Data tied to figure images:
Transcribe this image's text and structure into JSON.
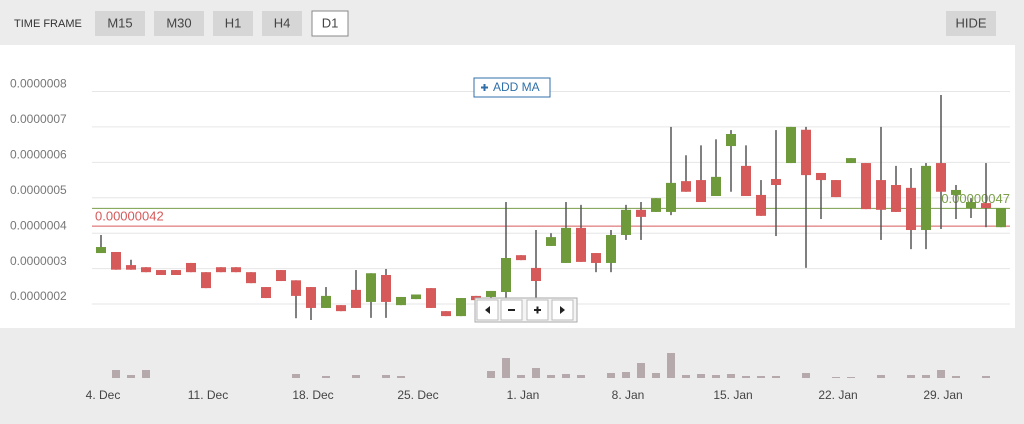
{
  "toolbar": {
    "label": "TIME FRAME",
    "buttons": [
      "M15",
      "M30",
      "H1",
      "H4",
      "D1"
    ],
    "active": 4,
    "hide": "HIDE"
  },
  "add_ma": "ADD MA",
  "chart_data": {
    "type": "candlestick",
    "categories": [
      "4. Dec",
      null,
      null,
      null,
      null,
      null,
      null,
      "11. Dec",
      null,
      null,
      null,
      null,
      null,
      null,
      "18. Dec",
      null,
      null,
      null,
      null,
      null,
      null,
      "25. Dec",
      null,
      null,
      null,
      null,
      null,
      null,
      "1. Jan",
      null,
      null,
      null,
      null,
      null,
      null,
      "8. Jan",
      null,
      null,
      null,
      null,
      null,
      null,
      "15. Jan",
      null,
      null,
      null,
      null,
      null,
      null,
      "22. Jan",
      null,
      null,
      null,
      null,
      null,
      null,
      "29. Jan",
      null,
      null,
      null,
      null
    ],
    "open": [
      3.44e-07,
      3.47e-07,
      3.1e-07,
      3.04e-07,
      2.96e-07,
      2.96e-07,
      3.16e-07,
      2.9e-07,
      3.04e-07,
      3.04e-07,
      2.9e-07,
      2.48e-07,
      2.96e-07,
      2.67e-07,
      2.48e-07,
      1.89e-07,
      1.97e-07,
      2.4e-07,
      2.06e-07,
      2.82e-07,
      1.97e-07,
      2.14e-07,
      2.45e-07,
      1.8e-07,
      1.66e-07,
      2.23e-07,
      2.2e-07,
      2.34e-07,
      3.38e-07,
      3.02e-07,
      3.64e-07,
      3.16e-07,
      4.15e-07,
      3.44e-07,
      3.16e-07,
      3.95e-07,
      4.66e-07,
      4.6e-07,
      4.6e-07,
      5.47e-07,
      5.5e-07,
      5.05e-07,
      6.46e-07,
      5.9e-07,
      5.08e-07,
      5.53e-07,
      5.98e-07,
      6.92e-07,
      5.7e-07,
      5.5e-07,
      5.98e-07,
      5.98e-07,
      5.5e-07,
      5.36e-07,
      5.28e-07,
      4.09e-07,
      5.98e-07,
      5.08e-07,
      4.71e-07,
      4.85e-07,
      4.17e-07
    ],
    "high": [
      3.95e-07,
      3.47e-07,
      3.25e-07,
      3.04e-07,
      2.96e-07,
      2.96e-07,
      3.16e-07,
      2.9e-07,
      3.04e-07,
      3.04e-07,
      2.9e-07,
      2.48e-07,
      2.96e-07,
      2.67e-07,
      2.48e-07,
      2.48e-07,
      1.97e-07,
      2.96e-07,
      2.87e-07,
      2.99e-07,
      2.2e-07,
      2.27e-07,
      2.45e-07,
      1.8e-07,
      2.17e-07,
      2.23e-07,
      2.37e-07,
      4.88e-07,
      3.38e-07,
      4.09e-07,
      4e-07,
      4.88e-07,
      4.8e-07,
      3.44e-07,
      4.09e-07,
      4.8e-07,
      4.88e-07,
      4.99e-07,
      7e-07,
      6.2e-07,
      6.48e-07,
      6.65e-07,
      6.91e-07,
      6.48e-07,
      5.5e-07,
      6.91e-07,
      7e-07,
      7e-07,
      5.7e-07,
      5.5e-07,
      6.12e-07,
      5.98e-07,
      7e-07,
      5.9e-07,
      5.84e-07,
      5.98e-07,
      7.9e-07,
      5.36e-07,
      4.99e-07,
      5.98e-07,
      4.71e-07
    ],
    "low": [
      3.44e-07,
      2.97e-07,
      2.97e-07,
      2.9e-07,
      2.82e-07,
      2.82e-07,
      2.9e-07,
      2.45e-07,
      2.9e-07,
      2.9e-07,
      2.59e-07,
      2.17e-07,
      2.65e-07,
      1.6e-07,
      1.55e-07,
      1.89e-07,
      1.8e-07,
      1.89e-07,
      1.61e-07,
      1.61e-07,
      1.97e-07,
      2.14e-07,
      1.89e-07,
      1.66e-07,
      1.66e-07,
      2.11e-07,
      2.05e-07,
      2.05e-07,
      3.24e-07,
      2.05e-07,
      3.64e-07,
      3.16e-07,
      3.19e-07,
      2.9e-07,
      2.9e-07,
      3.81e-07,
      3.81e-07,
      4.6e-07,
      4.51e-07,
      5.17e-07,
      4.88e-07,
      5.05e-07,
      5.17e-07,
      5.05e-07,
      4.49e-07,
      3.92e-07,
      5.98e-07,
      3.02e-07,
      4.4e-07,
      5.02e-07,
      5.98e-07,
      4.68e-07,
      3.81e-07,
      4.6e-07,
      3.55e-07,
      3.55e-07,
      4.12e-07,
      4.4e-07,
      4.43e-07,
      4.17e-07,
      4.17e-07
    ],
    "close": [
      3.61e-07,
      2.97e-07,
      2.97e-07,
      2.9e-07,
      2.82e-07,
      2.82e-07,
      2.9e-07,
      2.45e-07,
      2.9e-07,
      2.9e-07,
      2.59e-07,
      2.17e-07,
      2.65e-07,
      2.23e-07,
      1.89e-07,
      2.23e-07,
      1.8e-07,
      1.89e-07,
      2.87e-07,
      2.06e-07,
      2.2e-07,
      2.27e-07,
      1.89e-07,
      1.66e-07,
      2.17e-07,
      2.11e-07,
      2.37e-07,
      3.3e-07,
      3.24e-07,
      2.65e-07,
      3.89e-07,
      4.15e-07,
      3.19e-07,
      3.16e-07,
      3.95e-07,
      4.66e-07,
      4.46e-07,
      4.99e-07,
      5.42e-07,
      5.17e-07,
      4.88e-07,
      5.59e-07,
      6.8e-07,
      5.05e-07,
      4.49e-07,
      5.36e-07,
      7e-07,
      5.64e-07,
      5.5e-07,
      5.02e-07,
      6.12e-07,
      4.68e-07,
      4.66e-07,
      4.6e-07,
      4.09e-07,
      5.9e-07,
      5.17e-07,
      5.22e-07,
      4.88e-07,
      4.71e-07,
      4.71e-07
    ],
    "volume": [
      0,
      8,
      3,
      8,
      0,
      0,
      0,
      0,
      0,
      0,
      0,
      0,
      0,
      4,
      0,
      2,
      0,
      3,
      0,
      3,
      2,
      0,
      0,
      0,
      0,
      0,
      7,
      20,
      3,
      10,
      3,
      4,
      3,
      0,
      5,
      6,
      15,
      5,
      25,
      3,
      4,
      3,
      4,
      2,
      2,
      2,
      0,
      5,
      0,
      1,
      1,
      0,
      3,
      0,
      3,
      3,
      8,
      2,
      0,
      2,
      0
    ],
    "up_color": "#6f9a3c",
    "down_color": "#d65a5a",
    "volume_color": "#b5a9ab",
    "ylim": [
      1.55e-07,
      9.03e-07
    ],
    "yticks": [
      {
        "value": 2e-07,
        "label": "0.0000002"
      },
      {
        "value": 3e-07,
        "label": "0.0000003"
      },
      {
        "value": 4e-07,
        "label": "0.0000004"
      },
      {
        "value": 5e-07,
        "label": "0.0000005"
      },
      {
        "value": 6e-07,
        "label": "0.0000006"
      },
      {
        "value": 7e-07,
        "label": "0.0000007"
      },
      {
        "value": 8e-07,
        "label": "0.0000008"
      }
    ],
    "grid": true,
    "lines": [
      {
        "value": 4.7e-07,
        "label": "0.00000047",
        "color": "#7a9e4a",
        "side": "right"
      },
      {
        "value": 4.2e-07,
        "label": "0.00000042",
        "color": "#d65a5a",
        "side": "left"
      }
    ]
  }
}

STATED GOAL
Generate a word-for-word copy of the preceding records, excluding all pictures.

SOLUTION
Transcribe this image's text and structure into JSON.
{
  "toolbar": {
    "label": "TIME FRAME",
    "buttons": [
      "M15",
      "M30",
      "H1",
      "H4",
      "D1"
    ],
    "active": 4,
    "hide": "HIDE"
  },
  "add_ma": "ADD MA",
  "chart_data": {
    "type": "candlestick",
    "categories": [
      "4. Dec",
      null,
      null,
      null,
      null,
      null,
      null,
      "11. Dec",
      null,
      null,
      null,
      null,
      null,
      null,
      "18. Dec",
      null,
      null,
      null,
      null,
      null,
      null,
      "25. Dec",
      null,
      null,
      null,
      null,
      null,
      null,
      "1. Jan",
      null,
      null,
      null,
      null,
      null,
      null,
      "8. Jan",
      null,
      null,
      null,
      null,
      null,
      null,
      "15. Jan",
      null,
      null,
      null,
      null,
      null,
      null,
      "22. Jan",
      null,
      null,
      null,
      null,
      null,
      null,
      "29. Jan",
      null,
      null,
      null,
      null
    ],
    "open": [
      3.44e-07,
      3.47e-07,
      3.1e-07,
      3.04e-07,
      2.96e-07,
      2.96e-07,
      3.16e-07,
      2.9e-07,
      3.04e-07,
      3.04e-07,
      2.9e-07,
      2.48e-07,
      2.96e-07,
      2.67e-07,
      2.48e-07,
      1.89e-07,
      1.97e-07,
      2.4e-07,
      2.06e-07,
      2.82e-07,
      1.97e-07,
      2.14e-07,
      2.45e-07,
      1.8e-07,
      1.66e-07,
      2.23e-07,
      2.2e-07,
      2.34e-07,
      3.38e-07,
      3.02e-07,
      3.64e-07,
      3.16e-07,
      4.15e-07,
      3.44e-07,
      3.16e-07,
      3.95e-07,
      4.66e-07,
      4.6e-07,
      4.6e-07,
      5.47e-07,
      5.5e-07,
      5.05e-07,
      6.46e-07,
      5.9e-07,
      5.08e-07,
      5.53e-07,
      5.98e-07,
      6.92e-07,
      5.7e-07,
      5.5e-07,
      5.98e-07,
      5.98e-07,
      5.5e-07,
      5.36e-07,
      5.28e-07,
      4.09e-07,
      5.98e-07,
      5.08e-07,
      4.71e-07,
      4.85e-07,
      4.17e-07
    ],
    "high": [
      3.95e-07,
      3.47e-07,
      3.25e-07,
      3.04e-07,
      2.96e-07,
      2.96e-07,
      3.16e-07,
      2.9e-07,
      3.04e-07,
      3.04e-07,
      2.9e-07,
      2.48e-07,
      2.96e-07,
      2.67e-07,
      2.48e-07,
      2.48e-07,
      1.97e-07,
      2.96e-07,
      2.87e-07,
      2.99e-07,
      2.2e-07,
      2.27e-07,
      2.45e-07,
      1.8e-07,
      2.17e-07,
      2.23e-07,
      2.37e-07,
      4.88e-07,
      3.38e-07,
      4.09e-07,
      4e-07,
      4.88e-07,
      4.8e-07,
      3.44e-07,
      4.09e-07,
      4.8e-07,
      4.88e-07,
      4.99e-07,
      7e-07,
      6.2e-07,
      6.48e-07,
      6.65e-07,
      6.91e-07,
      6.48e-07,
      5.5e-07,
      6.91e-07,
      7e-07,
      7e-07,
      5.7e-07,
      5.5e-07,
      6.12e-07,
      5.98e-07,
      7e-07,
      5.9e-07,
      5.84e-07,
      5.98e-07,
      7.9e-07,
      5.36e-07,
      4.99e-07,
      5.98e-07,
      4.71e-07
    ],
    "low": [
      3.44e-07,
      2.97e-07,
      2.97e-07,
      2.9e-07,
      2.82e-07,
      2.82e-07,
      2.9e-07,
      2.45e-07,
      2.9e-07,
      2.9e-07,
      2.59e-07,
      2.17e-07,
      2.65e-07,
      1.6e-07,
      1.55e-07,
      1.89e-07,
      1.8e-07,
      1.89e-07,
      1.61e-07,
      1.61e-07,
      1.97e-07,
      2.14e-07,
      1.89e-07,
      1.66e-07,
      1.66e-07,
      2.11e-07,
      2.05e-07,
      2.05e-07,
      3.24e-07,
      2.05e-07,
      3.64e-07,
      3.16e-07,
      3.19e-07,
      2.9e-07,
      2.9e-07,
      3.81e-07,
      3.81e-07,
      4.6e-07,
      4.51e-07,
      5.17e-07,
      4.88e-07,
      5.05e-07,
      5.17e-07,
      5.05e-07,
      4.49e-07,
      3.92e-07,
      5.98e-07,
      3.02e-07,
      4.4e-07,
      5.02e-07,
      5.98e-07,
      4.68e-07,
      3.81e-07,
      4.6e-07,
      3.55e-07,
      3.55e-07,
      4.12e-07,
      4.4e-07,
      4.43e-07,
      4.17e-07,
      4.17e-07
    ],
    "close": [
      3.61e-07,
      2.97e-07,
      2.97e-07,
      2.9e-07,
      2.82e-07,
      2.82e-07,
      2.9e-07,
      2.45e-07,
      2.9e-07,
      2.9e-07,
      2.59e-07,
      2.17e-07,
      2.65e-07,
      2.23e-07,
      1.89e-07,
      2.23e-07,
      1.8e-07,
      1.89e-07,
      2.87e-07,
      2.06e-07,
      2.2e-07,
      2.27e-07,
      1.89e-07,
      1.66e-07,
      2.17e-07,
      2.11e-07,
      2.37e-07,
      3.3e-07,
      3.24e-07,
      2.65e-07,
      3.89e-07,
      4.15e-07,
      3.19e-07,
      3.16e-07,
      3.95e-07,
      4.66e-07,
      4.46e-07,
      4.99e-07,
      5.42e-07,
      5.17e-07,
      4.88e-07,
      5.59e-07,
      6.8e-07,
      5.05e-07,
      4.49e-07,
      5.36e-07,
      7e-07,
      5.64e-07,
      5.5e-07,
      5.02e-07,
      6.12e-07,
      4.68e-07,
      4.66e-07,
      4.6e-07,
      4.09e-07,
      5.9e-07,
      5.17e-07,
      5.22e-07,
      4.88e-07,
      4.71e-07,
      4.71e-07
    ],
    "volume": [
      0,
      8,
      3,
      8,
      0,
      0,
      0,
      0,
      0,
      0,
      0,
      0,
      0,
      4,
      0,
      2,
      0,
      3,
      0,
      3,
      2,
      0,
      0,
      0,
      0,
      0,
      7,
      20,
      3,
      10,
      3,
      4,
      3,
      0,
      5,
      6,
      15,
      5,
      25,
      3,
      4,
      3,
      4,
      2,
      2,
      2,
      0,
      5,
      0,
      1,
      1,
      0,
      3,
      0,
      3,
      3,
      8,
      2,
      0,
      2,
      0
    ],
    "up_color": "#6f9a3c",
    "down_color": "#d65a5a",
    "volume_color": "#b5a9ab",
    "ylim": [
      1.55e-07,
      9.03e-07
    ],
    "yticks": [
      {
        "value": 2e-07,
        "label": "0.0000002"
      },
      {
        "value": 3e-07,
        "label": "0.0000003"
      },
      {
        "value": 4e-07,
        "label": "0.0000004"
      },
      {
        "value": 5e-07,
        "label": "0.0000005"
      },
      {
        "value": 6e-07,
        "label": "0.0000006"
      },
      {
        "value": 7e-07,
        "label": "0.0000007"
      },
      {
        "value": 8e-07,
        "label": "0.0000008"
      }
    ],
    "grid": true,
    "lines": [
      {
        "value": 4.7e-07,
        "label": "0.00000047",
        "color": "#7a9e4a",
        "side": "right"
      },
      {
        "value": 4.2e-07,
        "label": "0.00000042",
        "color": "#d65a5a",
        "side": "left"
      }
    ]
  }
}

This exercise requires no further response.